» **EXERCISE TASK**
Extract the full set of records that follows, word for word.
--------------------
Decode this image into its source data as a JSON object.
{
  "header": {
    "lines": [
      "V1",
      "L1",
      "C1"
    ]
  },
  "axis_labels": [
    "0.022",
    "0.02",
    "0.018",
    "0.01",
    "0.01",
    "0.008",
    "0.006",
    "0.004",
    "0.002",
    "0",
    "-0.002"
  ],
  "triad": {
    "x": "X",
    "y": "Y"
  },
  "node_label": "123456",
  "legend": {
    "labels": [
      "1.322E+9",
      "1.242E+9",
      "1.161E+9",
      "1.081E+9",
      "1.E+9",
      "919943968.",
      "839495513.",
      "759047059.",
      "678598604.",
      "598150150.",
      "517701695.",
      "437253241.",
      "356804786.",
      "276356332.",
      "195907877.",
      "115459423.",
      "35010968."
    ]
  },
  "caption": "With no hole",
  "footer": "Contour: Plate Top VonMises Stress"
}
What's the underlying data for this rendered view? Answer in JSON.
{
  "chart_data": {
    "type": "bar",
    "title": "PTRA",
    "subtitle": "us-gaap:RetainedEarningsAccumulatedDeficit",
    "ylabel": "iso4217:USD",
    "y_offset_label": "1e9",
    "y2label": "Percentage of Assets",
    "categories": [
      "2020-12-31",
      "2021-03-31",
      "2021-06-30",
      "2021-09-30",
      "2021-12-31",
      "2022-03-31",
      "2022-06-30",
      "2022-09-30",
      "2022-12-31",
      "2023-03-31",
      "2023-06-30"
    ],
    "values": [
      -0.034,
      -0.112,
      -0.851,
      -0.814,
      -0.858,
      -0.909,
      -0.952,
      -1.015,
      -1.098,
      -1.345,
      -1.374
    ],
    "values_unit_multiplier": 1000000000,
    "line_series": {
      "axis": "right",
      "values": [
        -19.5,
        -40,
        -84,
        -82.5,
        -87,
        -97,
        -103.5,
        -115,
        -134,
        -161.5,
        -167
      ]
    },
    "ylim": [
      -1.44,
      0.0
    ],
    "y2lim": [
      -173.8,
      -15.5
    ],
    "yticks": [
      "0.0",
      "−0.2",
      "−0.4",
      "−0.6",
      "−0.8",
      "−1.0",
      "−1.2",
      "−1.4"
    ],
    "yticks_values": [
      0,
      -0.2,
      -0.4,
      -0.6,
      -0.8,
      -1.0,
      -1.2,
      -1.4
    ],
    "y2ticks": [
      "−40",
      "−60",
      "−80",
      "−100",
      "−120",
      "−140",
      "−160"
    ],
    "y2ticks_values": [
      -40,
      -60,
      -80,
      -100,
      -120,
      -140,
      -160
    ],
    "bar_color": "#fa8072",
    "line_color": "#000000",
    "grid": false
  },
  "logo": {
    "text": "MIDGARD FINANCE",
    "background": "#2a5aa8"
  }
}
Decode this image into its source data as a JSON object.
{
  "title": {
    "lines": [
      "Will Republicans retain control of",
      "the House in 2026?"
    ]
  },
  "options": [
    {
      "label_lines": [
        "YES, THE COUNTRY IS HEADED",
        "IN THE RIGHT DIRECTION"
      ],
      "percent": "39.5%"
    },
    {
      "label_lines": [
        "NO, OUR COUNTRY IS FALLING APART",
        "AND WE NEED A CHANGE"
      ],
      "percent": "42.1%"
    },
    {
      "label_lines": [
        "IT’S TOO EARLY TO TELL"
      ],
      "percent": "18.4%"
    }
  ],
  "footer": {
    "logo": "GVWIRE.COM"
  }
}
--------------------
» **ANSWER TO THE TASK**
Decode this image into its source data as a JSON object.
{
  "header": {
    "lines": [
      "V1",
      "L1",
      "C1"
    ]
  },
  "axis_labels": [
    "0.022",
    "0.02",
    "0.018",
    "0.01",
    "0.01",
    "0.008",
    "0.006",
    "0.004",
    "0.002",
    "0",
    "-0.002"
  ],
  "triad": {
    "x": "X",
    "y": "Y"
  },
  "node_label": "123456",
  "legend": {
    "labels": [
      "1.322E+9",
      "1.242E+9",
      "1.161E+9",
      "1.081E+9",
      "1.E+9",
      "919943968.",
      "839495513.",
      "759047059.",
      "678598604.",
      "598150150.",
      "517701695.",
      "437253241.",
      "356804786.",
      "276356332.",
      "195907877.",
      "115459423.",
      "35010968."
    ]
  },
  "caption": "With no hole",
  "footer": "Contour: Plate Top VonMises Stress"
}
What's the underlying data for this rendered view? Answer in JSON.
{
  "chart_data": {
    "type": "bar",
    "title": "PTRA",
    "subtitle": "us-gaap:RetainedEarningsAccumulatedDeficit",
    "ylabel": "iso4217:USD",
    "y_offset_label": "1e9",
    "y2label": "Percentage of Assets",
    "categories": [
      "2020-12-31",
      "2021-03-31",
      "2021-06-30",
      "2021-09-30",
      "2021-12-31",
      "2022-03-31",
      "2022-06-30",
      "2022-09-30",
      "2022-12-31",
      "2023-03-31",
      "2023-06-30"
    ],
    "values": [
      -0.034,
      -0.112,
      -0.851,
      -0.814,
      -0.858,
      -0.909,
      -0.952,
      -1.015,
      -1.098,
      -1.345,
      -1.374
    ],
    "values_unit_multiplier": 1000000000,
    "line_series": {
      "axis": "right",
      "values": [
        -19.5,
        -40,
        -84,
        -82.5,
        -87,
        -97,
        -103.5,
        -115,
        -134,
        -161.5,
        -167
      ]
    },
    "ylim": [
      -1.44,
      0.0
    ],
    "y2lim": [
      -173.8,
      -15.5
    ],
    "yticks": [
      "0.0",
      "−0.2",
      "−0.4",
      "−0.6",
      "−0.8",
      "−1.0",
      "−1.2",
      "−1.4"
    ],
    "yticks_values": [
      0,
      -0.2,
      -0.4,
      -0.6,
      -0.8,
      -1.0,
      -1.2,
      -1.4
    ],
    "y2ticks": [
      "−40",
      "−60",
      "−80",
      "−100",
      "−120",
      "−140",
      "−160"
    ],
    "y2ticks_values": [
      -40,
      -60,
      -80,
      -100,
      -120,
      -140,
      -160
    ],
    "bar_color": "#fa8072",
    "line_color": "#000000",
    "grid": false
  },
  "logo": {
    "text": "MIDGARD FINANCE",
    "background": "#2a5aa8"
  }
}
Decode this image into its source data as a JSON object.
{
  "title": {
    "lines": [
      "Will Republicans retain control of",
      "the House in 2026?"
    ]
  },
  "options": [
    {
      "label_lines": [
        "YES, THE COUNTRY IS HEADED",
        "IN THE RIGHT DIRECTION"
      ],
      "percent": "39.5%"
    },
    {
      "label_lines": [
        "NO, OUR COUNTRY IS FALLING APART",
        "AND WE NEED A CHANGE"
      ],
      "percent": "42.1%"
    },
    {
      "label_lines": [
        "IT’S TOO EARLY TO TELL"
      ],
      "percent": "18.4%"
    }
  ],
  "footer": {
    "logo": "GVWIRE.COM"
  }
}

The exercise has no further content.